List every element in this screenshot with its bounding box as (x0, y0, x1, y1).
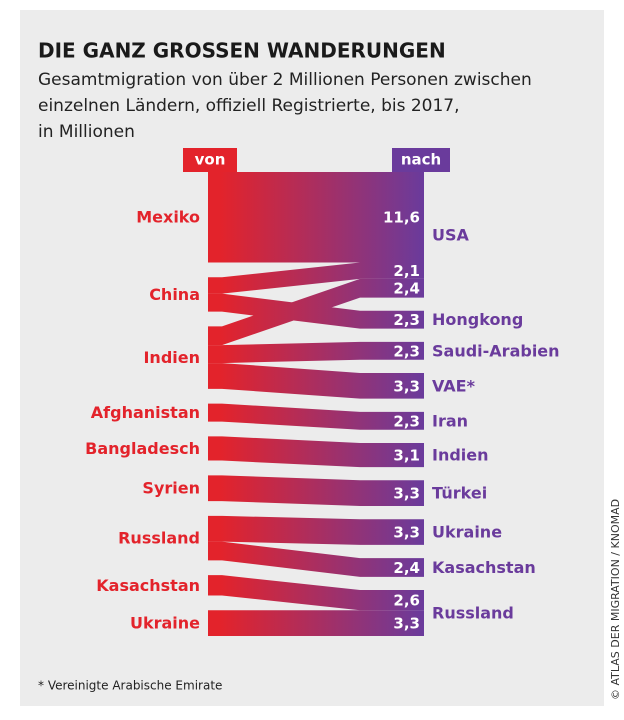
source-label: China (149, 285, 200, 304)
flow (208, 575, 424, 611)
value-label: 3,3 (393, 485, 420, 503)
target-label: USA (432, 225, 470, 244)
target-label: Türkei (432, 484, 487, 503)
flows (208, 172, 424, 636)
value-label: 3,3 (393, 615, 420, 633)
flow (208, 172, 424, 263)
from-header: von (195, 151, 226, 169)
source-label: Bangladesch (85, 439, 200, 458)
chart-title: DIE GANZ GROSSEN WANDERUNGEN (38, 39, 446, 63)
source-label: Mexiko (136, 208, 200, 227)
value-label: 3,3 (393, 524, 420, 542)
subtitle: einzelnen Ländern, offiziell Registriert… (38, 96, 460, 116)
target-label: Russland (432, 603, 514, 622)
flow (208, 541, 424, 577)
source-label: Afghanistan (91, 403, 200, 422)
to-header: nach (401, 151, 441, 169)
value-label: 3,3 (393, 377, 420, 395)
source-label: Indien (143, 348, 200, 367)
value-label: 2,6 (393, 592, 420, 610)
flow (208, 262, 424, 294)
flow (208, 436, 424, 468)
target-label: VAE* (432, 376, 476, 395)
value-label: 2,3 (393, 311, 420, 329)
source-label: Ukraine (130, 614, 200, 633)
flow (208, 475, 424, 507)
value-label: 2,3 (393, 342, 420, 360)
subtitle: in Millionen (38, 122, 135, 142)
target-label: Hongkong (432, 310, 523, 329)
source-label: Russland (118, 529, 200, 548)
flow (208, 363, 424, 399)
target-label: Iran (432, 411, 468, 430)
value-label: 2,4 (393, 280, 420, 298)
flow (208, 341, 424, 364)
source-label: Syrien (142, 479, 200, 498)
from-header-box (183, 148, 237, 172)
subtitle: Gesamtmigration von über 2 Millionen Per… (38, 70, 532, 90)
value-label: 11,6 (383, 209, 420, 227)
flow (208, 278, 424, 346)
value-label: 3,1 (393, 447, 420, 465)
to-header-box (392, 148, 450, 172)
value-label: 2,1 (393, 262, 420, 280)
target-label: Indien (432, 446, 489, 465)
flow (208, 610, 424, 636)
flow (208, 515, 424, 545)
value-label: 2,3 (393, 412, 420, 430)
target-label: Saudi-Arabien (432, 341, 560, 360)
footnote: * Vereinigte Arabische Emirate (38, 679, 222, 693)
credit: © ATLAS DER MIGRATION / KNOMAD (609, 499, 622, 700)
target-label: Ukraine (432, 523, 502, 542)
target-label: Kasachstan (432, 558, 536, 577)
value-label: 2,4 (393, 559, 420, 577)
flow (208, 403, 424, 430)
source-label: Kasachstan (96, 576, 200, 595)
################
- **WHAT NEEDS TO BE DONE**
Please extract every line of the data above verbatim, leaving the picture out of your answer.

- **EXERCISE RESPONSE**
List every element in this screenshot with its bounding box as (x0, y0, x1, y1).
source-label: China (149, 285, 200, 304)
flow (208, 575, 424, 611)
value-label: 3,3 (393, 485, 420, 503)
target-label: USA (432, 225, 470, 244)
target-label: Türkei (432, 484, 487, 503)
flows (208, 172, 424, 636)
value-label: 3,3 (393, 615, 420, 633)
flow (208, 172, 424, 263)
from-header: von (195, 151, 226, 169)
source-label: Bangladesch (85, 439, 200, 458)
chart-title: DIE GANZ GROSSEN WANDERUNGEN (38, 39, 446, 63)
source-label: Mexiko (136, 208, 200, 227)
value-label: 3,3 (393, 524, 420, 542)
subtitle: einzelnen Ländern, offiziell Registriert… (38, 96, 460, 116)
target-label: Russland (432, 603, 514, 622)
flow (208, 541, 424, 577)
source-label: Afghanistan (91, 403, 200, 422)
to-header: nach (401, 151, 441, 169)
value-label: 3,3 (393, 377, 420, 395)
source-label: Indien (143, 348, 200, 367)
value-label: 2,6 (393, 592, 420, 610)
flow (208, 262, 424, 294)
flow (208, 436, 424, 468)
target-label: VAE* (432, 376, 476, 395)
value-label: 2,3 (393, 311, 420, 329)
source-label: Ukraine (130, 614, 200, 633)
flow (208, 475, 424, 507)
value-label: 2,3 (393, 342, 420, 360)
subtitle: in Millionen (38, 122, 135, 142)
target-label: Hongkong (432, 310, 523, 329)
source-label: Russland (118, 529, 200, 548)
flow (208, 363, 424, 399)
target-label: Iran (432, 411, 468, 430)
value-label: 2,4 (393, 280, 420, 298)
flow (208, 341, 424, 364)
source-label: Syrien (142, 479, 200, 498)
from-header-box (183, 148, 237, 172)
subtitle: Gesamtmigration von über 2 Millionen Per… (38, 70, 532, 90)
value-label: 11,6 (383, 209, 420, 227)
flow (208, 278, 424, 346)
value-label: 3,1 (393, 447, 420, 465)
to-header-box (392, 148, 450, 172)
value-label: 2,1 (393, 262, 420, 280)
target-label: Indien (432, 446, 489, 465)
flow (208, 610, 424, 636)
flow (208, 515, 424, 545)
value-label: 2,3 (393, 412, 420, 430)
target-label: Saudi-Arabien (432, 341, 560, 360)
footnote: * Vereinigte Arabische Emirate (38, 679, 222, 693)
credit: © ATLAS DER MIGRATION / KNOMAD (609, 499, 622, 700)
target-label: Ukraine (432, 523, 502, 542)
target-label: Kasachstan (432, 558, 536, 577)
value-label: 2,4 (393, 559, 420, 577)
flow (208, 403, 424, 430)
source-label: Kasachstan (96, 576, 200, 595)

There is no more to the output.